>> START Given information

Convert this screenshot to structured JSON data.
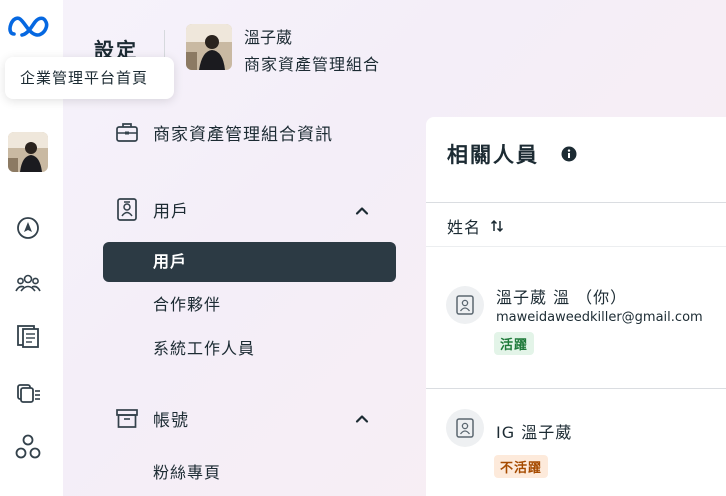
{
  "tooltip": {
    "text": "企業管理平台首頁"
  },
  "header": {
    "settings_title": "設定",
    "profile_name": "溫子葳",
    "portfolio_name": "商家資產管理組合"
  },
  "nav": {
    "business_info": {
      "label": "商家資產管理組合資訊",
      "icon": "briefcase-icon"
    },
    "users": {
      "label": "用戶",
      "icon": "id-badge-icon",
      "expanded": true,
      "items": [
        {
          "label": "用戶",
          "active": true
        },
        {
          "label": "合作夥伴",
          "active": false
        },
        {
          "label": "系統工作人員",
          "active": false
        }
      ]
    },
    "accounts": {
      "label": "帳號",
      "icon": "archive-box-icon",
      "expanded": true,
      "items": [
        {
          "label": "粉絲專頁",
          "active": false
        }
      ]
    }
  },
  "panel": {
    "title": "相關人員",
    "column_header": "姓名",
    "people": [
      {
        "name": "溫子葳 溫 （你）",
        "email": "maweidaweedkiller@gmail.com",
        "status": "活躍",
        "status_type": "active"
      },
      {
        "name": "IG 溫子葳",
        "email": "",
        "status": "不活躍",
        "status_type": "inactive"
      }
    ]
  },
  "colors": {
    "meta_blue": "#0668E1",
    "active_nav_bg": "#2c3a44",
    "badge_active_bg": "#e3f4e8",
    "badge_active_text": "#1f7a3a",
    "badge_inactive_bg": "#fdeadb",
    "badge_inactive_text": "#a64b00"
  }
}
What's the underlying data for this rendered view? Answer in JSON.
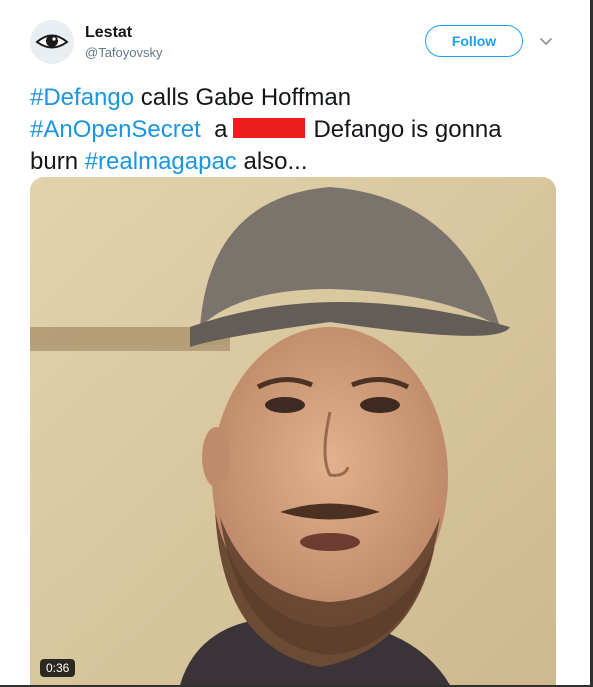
{
  "user": {
    "display_name": "Lestat",
    "handle": "@Tafoyovsky",
    "avatar_icon": "eye-icon"
  },
  "actions": {
    "follow_label": "Follow",
    "more_icon": "chevron-down-icon"
  },
  "tweet": {
    "hashtag_1": "#Defango",
    "text_1": " calls Gabe Hoffman",
    "hashtag_2": "#AnOpenSecret",
    "text_2a": "  a",
    "text_2b": "Defango is gonna",
    "text_3a": "burn ",
    "hashtag_3": "#realmagapac",
    "text_3b": " also..."
  },
  "video": {
    "duration": "0:36"
  },
  "colors": {
    "accent": "#1da1f2",
    "hashtag": "#1b95e0",
    "redaction": "#ef1e1e"
  }
}
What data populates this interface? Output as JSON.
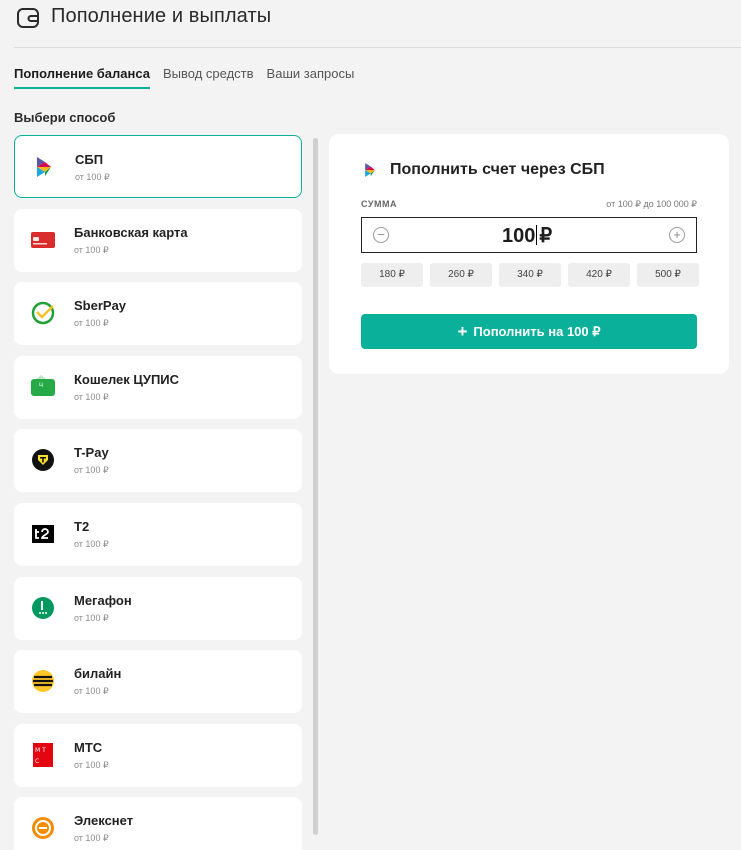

>> END Given information

_Given request_:
The data above needs to be retyped exactly, with the images left out.

_Task solution_:
Convert this screenshot to structured JSON data.
{
  "tooltip": {
    "text": "企業管理平台首頁"
  },
  "header": {
    "settings_title": "設定",
    "profile_name": "溫子葳",
    "portfolio_name": "商家資產管理組合"
  },
  "nav": {
    "business_info": {
      "label": "商家資產管理組合資訊",
      "icon": "briefcase-icon"
    },
    "users": {
      "label": "用戶",
      "icon": "id-badge-icon",
      "expanded": true,
      "items": [
        {
          "label": "用戶",
          "active": true
        },
        {
          "label": "合作夥伴",
          "active": false
        },
        {
          "label": "系統工作人員",
          "active": false
        }
      ]
    },
    "accounts": {
      "label": "帳號",
      "icon": "archive-box-icon",
      "expanded": true,
      "items": [
        {
          "label": "粉絲專頁",
          "active": false
        }
      ]
    }
  },
  "panel": {
    "title": "相關人員",
    "column_header": "姓名",
    "people": [
      {
        "name": "溫子葳 溫 （你）",
        "email": "maweidaweedkiller@gmail.com",
        "status": "活躍",
        "status_type": "active"
      },
      {
        "name": "IG 溫子葳",
        "email": "",
        "status": "不活躍",
        "status_type": "inactive"
      }
    ]
  },
  "colors": {
    "meta_blue": "#0668E1",
    "active_nav_bg": "#2c3a44",
    "badge_active_bg": "#e3f4e8",
    "badge_active_text": "#1f7a3a",
    "badge_inactive_bg": "#fdeadb",
    "badge_inactive_text": "#a64b00"
  }
}
What's the underlying data for this rendered view? Answer in JSON.
{
  "user": {
    "display_name": "Lestat",
    "handle": "@Tafoyovsky",
    "avatar_icon": "eye-icon"
  },
  "actions": {
    "follow_label": "Follow",
    "more_icon": "chevron-down-icon"
  },
  "tweet": {
    "hashtag_1": "#Defango",
    "text_1": " calls Gabe Hoffman",
    "hashtag_2": "#AnOpenSecret",
    "text_2a": "  a",
    "text_2b": "Defango is gonna",
    "text_3a": "burn ",
    "hashtag_3": "#realmagapac",
    "text_3b": " also..."
  },
  "video": {
    "duration": "0:36"
  },
  "colors": {
    "accent": "#1da1f2",
    "hashtag": "#1b95e0",
    "redaction": "#ef1e1e"
  }
}
What data populates this interface? Output as JSON.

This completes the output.